- RAW DATA -
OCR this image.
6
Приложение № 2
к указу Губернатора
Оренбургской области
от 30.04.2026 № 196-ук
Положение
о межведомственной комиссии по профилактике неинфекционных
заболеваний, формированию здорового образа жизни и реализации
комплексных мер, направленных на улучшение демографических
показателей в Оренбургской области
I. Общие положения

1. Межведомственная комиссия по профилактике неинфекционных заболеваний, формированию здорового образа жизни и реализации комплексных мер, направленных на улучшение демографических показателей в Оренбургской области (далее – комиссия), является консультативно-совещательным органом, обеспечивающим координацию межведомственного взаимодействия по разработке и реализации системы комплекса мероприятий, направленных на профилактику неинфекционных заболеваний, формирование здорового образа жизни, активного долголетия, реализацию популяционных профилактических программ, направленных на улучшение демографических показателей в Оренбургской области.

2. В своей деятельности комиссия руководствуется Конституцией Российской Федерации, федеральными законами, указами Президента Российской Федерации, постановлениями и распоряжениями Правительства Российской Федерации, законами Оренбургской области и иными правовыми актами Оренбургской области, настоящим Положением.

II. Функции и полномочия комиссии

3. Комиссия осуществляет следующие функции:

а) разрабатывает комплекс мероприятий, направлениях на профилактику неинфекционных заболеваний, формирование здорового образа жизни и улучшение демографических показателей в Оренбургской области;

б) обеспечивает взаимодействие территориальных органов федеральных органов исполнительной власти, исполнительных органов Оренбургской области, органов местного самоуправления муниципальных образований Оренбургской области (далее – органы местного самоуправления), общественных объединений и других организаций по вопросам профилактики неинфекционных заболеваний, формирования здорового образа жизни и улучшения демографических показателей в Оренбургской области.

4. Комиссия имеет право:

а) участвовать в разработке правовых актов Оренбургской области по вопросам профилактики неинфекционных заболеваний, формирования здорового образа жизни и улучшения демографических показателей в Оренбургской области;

- AIM OF THE TASK -
Give the material above again, word for word.

- TASK ANSWER -
OCR this image.
6
Приложение № 2
к указу Губернатора
Оренбургской области
от 30.04.2026 № 196-ук
Положение
о межведомственной комиссии по профилактике неинфекционных
заболеваний, формированию здорового образа жизни и реализации
комплексных мер, направленных на улучшение демографических
показателей в Оренбургской области
I. Общие положения

1. Межведомственная комиссия по профилактике неинфекционных заболеваний, формированию здорового образа жизни и реализации комплексных мер, направленных на улучшение демографических показателей в Оренбургской области (далее – комиссия), является консультативно-совещательным органом, обеспечивающим координацию межведомственного взаимодействия по разработке и реализации системы комплекса мероприятий, направленных на профилактику неинфекционных заболеваний, формирование здорового образа жизни, активного долголетия, реализацию популяционных профилактических программ, направленных на улучшение демографических показателей в Оренбургской области.

2. В своей деятельности комиссия руководствуется Конституцией Российской Федерации, федеральными законами, указами Президента Российской Федерации, постановлениями и распоряжениями Правительства Российской Федерации, законами Оренбургской области и иными правовыми актами Оренбургской области, настоящим Положением.

II. Функции и полномочия комиссии

3. Комиссия осуществляет следующие функции:

а) разрабатывает комплекс мероприятий, направлениях на профилактику неинфекционных заболеваний, формирование здорового образа жизни и улучшение демографических показателей в Оренбургской области;

б) обеспечивает взаимодействие территориальных органов федеральных органов исполнительной власти, исполнительных органов Оренбургской области, органов местного самоуправления муниципальных образований Оренбургской области (далее – органы местного самоуправления), общественных объединений и других организаций по вопросам профилактики неинфекционных заболеваний, формирования здорового образа жизни и улучшения демографических показателей в Оренбургской области.

4. Комиссия имеет право:

а) участвовать в разработке правовых актов Оренбургской области по вопросам профилактики неинфекционных заболеваний, формирования здорового образа жизни и улучшения демографических показателей в Оренбургской области;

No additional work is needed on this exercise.